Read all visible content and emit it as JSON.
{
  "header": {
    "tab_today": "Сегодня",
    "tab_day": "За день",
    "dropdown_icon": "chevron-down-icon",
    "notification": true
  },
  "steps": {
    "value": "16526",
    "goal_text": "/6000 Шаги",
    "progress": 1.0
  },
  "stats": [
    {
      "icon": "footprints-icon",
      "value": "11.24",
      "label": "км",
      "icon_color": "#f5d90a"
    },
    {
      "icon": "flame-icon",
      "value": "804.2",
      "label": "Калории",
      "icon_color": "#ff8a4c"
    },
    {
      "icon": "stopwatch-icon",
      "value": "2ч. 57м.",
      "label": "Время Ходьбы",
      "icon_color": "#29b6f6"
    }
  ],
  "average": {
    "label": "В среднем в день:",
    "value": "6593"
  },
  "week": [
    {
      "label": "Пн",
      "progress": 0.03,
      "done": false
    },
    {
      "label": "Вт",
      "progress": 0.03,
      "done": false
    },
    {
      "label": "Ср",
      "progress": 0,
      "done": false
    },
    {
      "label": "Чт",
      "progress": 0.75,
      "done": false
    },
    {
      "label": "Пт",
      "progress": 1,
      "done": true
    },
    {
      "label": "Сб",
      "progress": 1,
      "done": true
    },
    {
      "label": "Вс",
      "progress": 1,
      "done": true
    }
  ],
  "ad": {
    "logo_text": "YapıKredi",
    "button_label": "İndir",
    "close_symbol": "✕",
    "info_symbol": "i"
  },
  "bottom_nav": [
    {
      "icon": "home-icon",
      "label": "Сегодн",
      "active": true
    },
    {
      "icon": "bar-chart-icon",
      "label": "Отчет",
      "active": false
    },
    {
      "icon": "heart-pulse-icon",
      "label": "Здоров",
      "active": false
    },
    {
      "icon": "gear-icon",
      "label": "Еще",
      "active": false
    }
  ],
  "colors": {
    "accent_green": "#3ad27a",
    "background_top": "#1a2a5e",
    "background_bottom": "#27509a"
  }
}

- - - - - - -

Can you reproduce all the material exactly?

## Right answer
Read all visible content and emit it as JSON.
{
  "header": {
    "tab_today": "Сегодня",
    "tab_day": "За день",
    "dropdown_icon": "chevron-down-icon",
    "notification": true
  },
  "steps": {
    "value": "16526",
    "goal_text": "/6000 Шаги",
    "progress": 1.0
  },
  "stats": [
    {
      "icon": "footprints-icon",
      "value": "11.24",
      "label": "км",
      "icon_color": "#f5d90a"
    },
    {
      "icon": "flame-icon",
      "value": "804.2",
      "label": "Калории",
      "icon_color": "#ff8a4c"
    },
    {
      "icon": "stopwatch-icon",
      "value": "2ч. 57м.",
      "label": "Время Ходьбы",
      "icon_color": "#29b6f6"
    }
  ],
  "average": {
    "label": "В среднем в день:",
    "value": "6593"
  },
  "week": [
    {
      "label": "Пн",
      "progress": 0.03,
      "done": false
    },
    {
      "label": "Вт",
      "progress": 0.03,
      "done": false
    },
    {
      "label": "Ср",
      "progress": 0,
      "done": false
    },
    {
      "label": "Чт",
      "progress": 0.75,
      "done": false
    },
    {
      "label": "Пт",
      "progress": 1,
      "done": true
    },
    {
      "label": "Сб",
      "progress": 1,
      "done": true
    },
    {
      "label": "Вс",
      "progress": 1,
      "done": true
    }
  ],
  "ad": {
    "logo_text": "YapıKredi",
    "button_label": "İndir",
    "close_symbol": "✕",
    "info_symbol": "i"
  },
  "bottom_nav": [
    {
      "icon": "home-icon",
      "label": "Сегодн",
      "active": true
    },
    {
      "icon": "bar-chart-icon",
      "label": "Отчет",
      "active": false
    },
    {
      "icon": "heart-pulse-icon",
      "label": "Здоров",
      "active": false
    },
    {
      "icon": "gear-icon",
      "label": "Еще",
      "active": false
    }
  ],
  "colors": {
    "accent_green": "#3ad27a",
    "background_top": "#1a2a5e",
    "background_bottom": "#27509a"
  }
}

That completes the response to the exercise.